** begin Input records **
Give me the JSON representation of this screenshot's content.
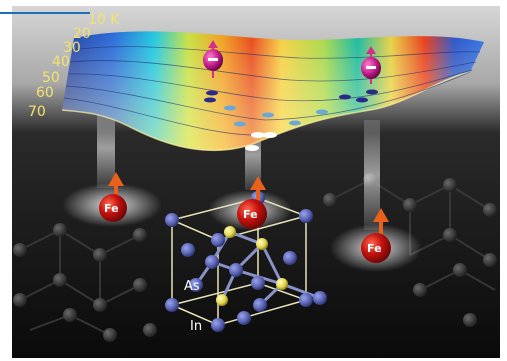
{
  "temperature_labels": [
    "10 K",
    "20",
    "30",
    "40",
    "50",
    "60",
    "70"
  ],
  "iron_label": "Fe",
  "arsenic_label": "As",
  "indium_label": "In",
  "colors": {
    "background_top": "#cfcfcf",
    "background_bottom": "#0d0d0d",
    "frame_line": "#1f6fb8",
    "fe_atom": "#c4120e",
    "spin_arrow": "#e8601c",
    "in_atom": "#5a64b4",
    "as_atom": "#e6d84a",
    "electron": "#c21a8a"
  }
}
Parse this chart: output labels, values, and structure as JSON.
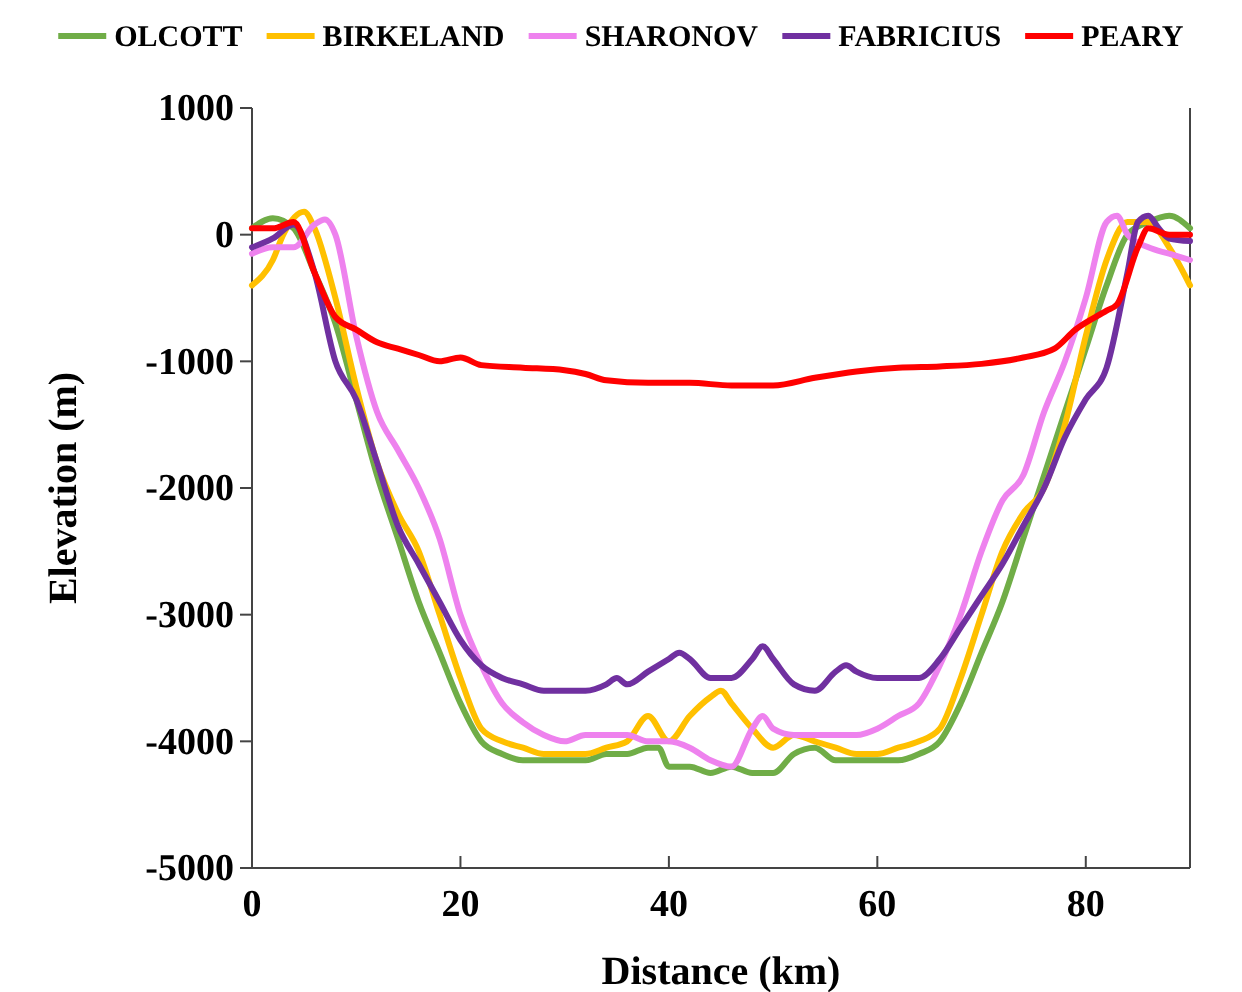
{
  "chart_data": {
    "type": "line",
    "xlabel": "Distance (km)",
    "ylabel": "Elevation (m)",
    "xlim": [
      0,
      90
    ],
    "xticks": [
      0,
      20,
      40,
      60,
      80
    ],
    "ylim": [
      -5000,
      1000
    ],
    "yticks": [
      -5000,
      -4000,
      -3000,
      -2000,
      -1000,
      0,
      1000
    ],
    "grid": false,
    "legend": "top",
    "marker": "none",
    "line_style": "solid",
    "series": [
      {
        "name": "OLCOTT",
        "color": "#70ad47",
        "x": [
          0,
          2,
          4,
          6,
          8,
          10,
          12,
          14,
          16,
          18,
          20,
          22,
          24,
          26,
          28,
          30,
          32,
          34,
          36,
          38,
          39,
          40,
          42,
          44,
          46,
          48,
          50,
          52,
          54,
          56,
          58,
          60,
          62,
          64,
          66,
          68,
          70,
          72,
          74,
          76,
          78,
          80,
          82,
          84,
          86,
          88,
          90
        ],
        "values": [
          50,
          130,
          50,
          -300,
          -700,
          -1300,
          -1900,
          -2400,
          -2900,
          -3300,
          -3700,
          -4000,
          -4100,
          -4150,
          -4150,
          -4150,
          -4150,
          -4100,
          -4100,
          -4050,
          -4050,
          -4200,
          -4200,
          -4250,
          -4200,
          -4250,
          -4250,
          -4100,
          -4050,
          -4150,
          -4150,
          -4150,
          -4150,
          -4100,
          -4000,
          -3700,
          -3300,
          -2900,
          -2400,
          -1900,
          -1400,
          -900,
          -400,
          0,
          100,
          150,
          50
        ]
      },
      {
        "name": "BIRKELAND",
        "color": "#ffc000",
        "x": [
          0,
          2,
          3,
          5,
          6,
          8,
          10,
          12,
          14,
          16,
          18,
          20,
          22,
          24,
          26,
          28,
          30,
          32,
          34,
          36,
          38,
          40,
          42,
          44,
          45,
          46,
          48,
          50,
          52,
          54,
          56,
          58,
          60,
          62,
          64,
          66,
          68,
          70,
          72,
          74,
          76,
          78,
          80,
          82,
          84,
          86,
          88,
          90
        ],
        "values": [
          -400,
          -200,
          0,
          180,
          50,
          -500,
          -1200,
          -1800,
          -2200,
          -2500,
          -3000,
          -3500,
          -3900,
          -4000,
          -4050,
          -4100,
          -4100,
          -4100,
          -4050,
          -4000,
          -3800,
          -4000,
          -3800,
          -3650,
          -3600,
          -3700,
          -3900,
          -4050,
          -3950,
          -4000,
          -4050,
          -4100,
          -4100,
          -4050,
          -4000,
          -3900,
          -3500,
          -3000,
          -2500,
          -2200,
          -2000,
          -1500,
          -800,
          -200,
          100,
          100,
          -100,
          -400
        ]
      },
      {
        "name": "SHARONOV",
        "color": "#ee82ee",
        "x": [
          0,
          2,
          4,
          6,
          7,
          8,
          10,
          12,
          14,
          16,
          18,
          20,
          22,
          24,
          26,
          28,
          30,
          32,
          34,
          36,
          38,
          40,
          42,
          44,
          46,
          48,
          49,
          50,
          52,
          54,
          56,
          58,
          60,
          62,
          64,
          66,
          68,
          70,
          72,
          74,
          76,
          78,
          80,
          82,
          83,
          84,
          86,
          88,
          90
        ],
        "values": [
          -150,
          -100,
          -100,
          80,
          120,
          0,
          -800,
          -1400,
          -1700,
          -2000,
          -2400,
          -3000,
          -3400,
          -3700,
          -3850,
          -3950,
          -4000,
          -3950,
          -3950,
          -3950,
          -4000,
          -4000,
          -4050,
          -4150,
          -4200,
          -3900,
          -3800,
          -3900,
          -3950,
          -3950,
          -3950,
          -3950,
          -3900,
          -3800,
          -3700,
          -3400,
          -3000,
          -2500,
          -2100,
          -1900,
          -1400,
          -1000,
          -500,
          100,
          150,
          0,
          -100,
          -150,
          -200
        ]
      },
      {
        "name": "FABRICIUS",
        "color": "#7030a0",
        "x": [
          0,
          2,
          4,
          6,
          8,
          10,
          12,
          14,
          16,
          18,
          20,
          22,
          24,
          26,
          28,
          30,
          32,
          34,
          35,
          36,
          38,
          40,
          41,
          42,
          44,
          46,
          48,
          49,
          50,
          52,
          54,
          56,
          57,
          58,
          60,
          62,
          64,
          66,
          68,
          70,
          72,
          74,
          76,
          78,
          80,
          82,
          84,
          85,
          86,
          87,
          88,
          90
        ],
        "values": [
          -100,
          -30,
          80,
          -300,
          -1000,
          -1300,
          -1800,
          -2300,
          -2600,
          -2900,
          -3200,
          -3400,
          -3500,
          -3550,
          -3600,
          -3600,
          -3600,
          -3550,
          -3500,
          -3550,
          -3450,
          -3350,
          -3300,
          -3350,
          -3500,
          -3500,
          -3350,
          -3250,
          -3350,
          -3550,
          -3600,
          -3450,
          -3400,
          -3450,
          -3500,
          -3500,
          -3500,
          -3350,
          -3100,
          -2850,
          -2600,
          -2300,
          -2000,
          -1600,
          -1300,
          -1050,
          -300,
          100,
          150,
          50,
          -30,
          -50
        ]
      },
      {
        "name": "PEARY",
        "color": "#ff0000",
        "x": [
          0,
          2,
          4,
          6,
          8,
          10,
          12,
          14,
          16,
          18,
          20,
          22,
          26,
          30,
          32,
          34,
          38,
          42,
          46,
          50,
          54,
          58,
          62,
          66,
          70,
          74,
          77,
          79,
          82,
          83,
          85,
          86,
          88,
          90
        ],
        "values": [
          50,
          50,
          100,
          -300,
          -650,
          -750,
          -850,
          -900,
          -950,
          -1000,
          -970,
          -1030,
          -1050,
          -1070,
          -1100,
          -1150,
          -1170,
          -1170,
          -1190,
          -1190,
          -1130,
          -1080,
          -1050,
          -1040,
          -1020,
          -970,
          -900,
          -750,
          -600,
          -550,
          -100,
          50,
          0,
          0
        ]
      }
    ]
  }
}
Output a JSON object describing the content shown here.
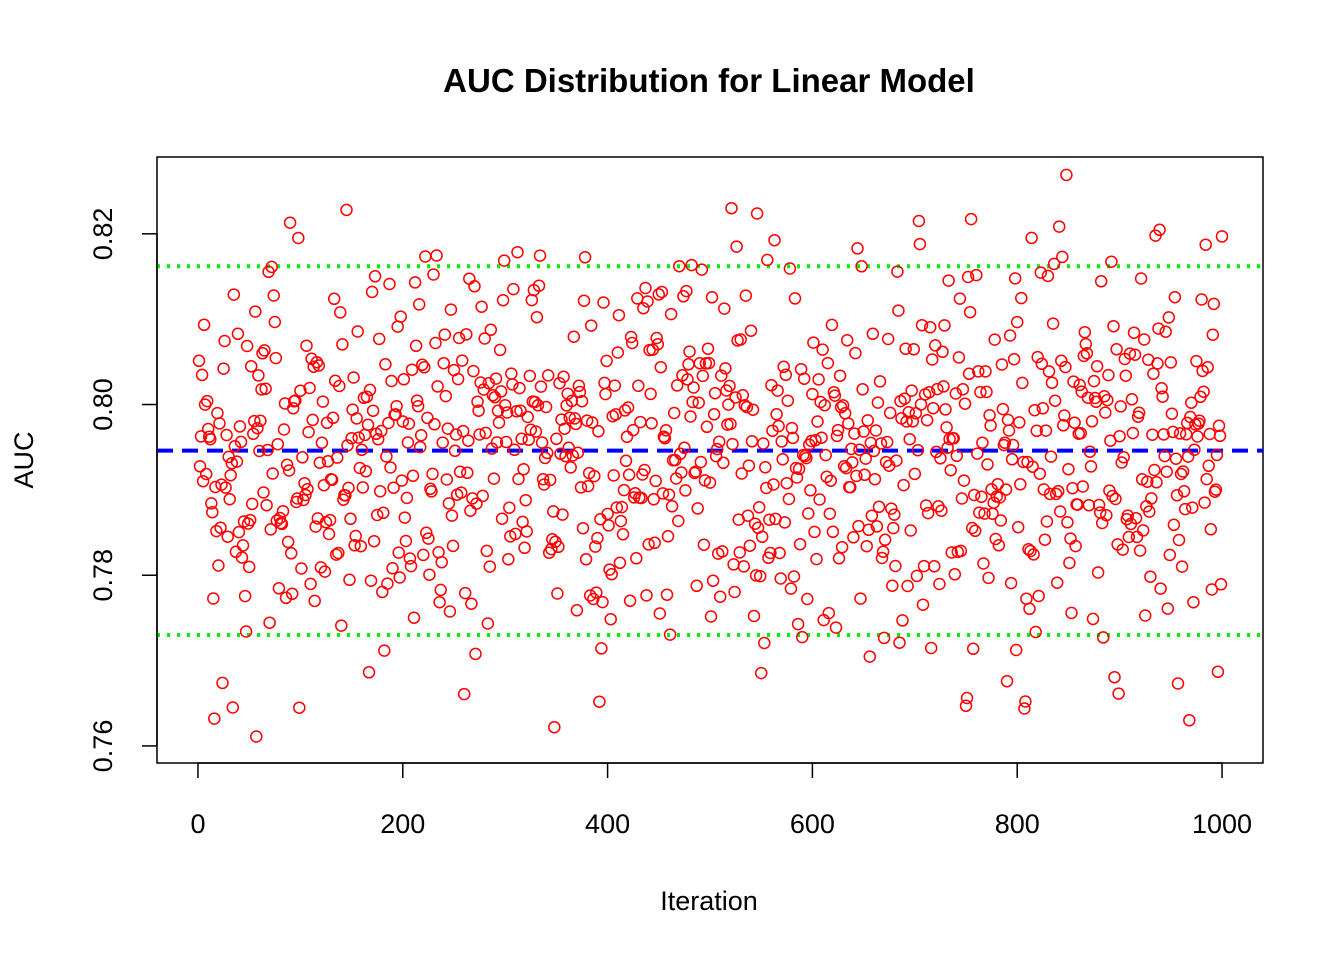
{
  "chart_data": {
    "type": "scatter",
    "title": "AUC Distribution for Linear Model",
    "xlabel": "Iteration",
    "ylabel": "AUC",
    "xlim": [
      -40,
      1040
    ],
    "ylim": [
      0.758,
      0.829
    ],
    "x_ticks": [
      0,
      200,
      400,
      600,
      800,
      1000
    ],
    "x_tick_labels": [
      "0",
      "200",
      "400",
      "600",
      "800",
      "1000"
    ],
    "y_ticks": [
      0.76,
      0.78,
      0.8,
      0.82
    ],
    "y_tick_labels": [
      "0.76",
      "0.78",
      "0.80",
      "0.82"
    ],
    "grid": false,
    "legend": "none",
    "reference_lines": {
      "mean": 0.7946,
      "lower": 0.773,
      "upper": 0.8162
    },
    "series": [
      {
        "color": "#ff0000",
        "marker": "open-circle",
        "n_points": 1000,
        "x_range": [
          1,
          1000
        ],
        "mean": 0.7946,
        "sd": 0.011,
        "y_min": 0.7611,
        "y_max": 0.8269,
        "notable_points": [
          {
            "x": 57,
            "y": 0.7611
          },
          {
            "x": 16,
            "y": 0.7632
          },
          {
            "x": 34,
            "y": 0.7645
          },
          {
            "x": 145,
            "y": 0.8228
          },
          {
            "x": 90,
            "y": 0.8213
          },
          {
            "x": 521,
            "y": 0.823
          },
          {
            "x": 348,
            "y": 0.7622
          },
          {
            "x": 704,
            "y": 0.8215
          },
          {
            "x": 848,
            "y": 0.8269
          },
          {
            "x": 968,
            "y": 0.763
          },
          {
            "x": 1000,
            "y": 0.8197
          },
          {
            "x": 750,
            "y": 0.7647
          },
          {
            "x": 808,
            "y": 0.7652
          }
        ]
      }
    ]
  },
  "colors": {
    "points": "#ff0000",
    "mean_line": "#0000ff",
    "bound_lines": "#00ee00",
    "frame": "#000000"
  }
}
** end Input records **
• **Description of the task**:
Scan the lines for the string "this". Copy out each line that matches.

• **Result**:
Give me the JSON representation of this screenshot's content.
Parse this chart: output labels, values, and structure as JSON.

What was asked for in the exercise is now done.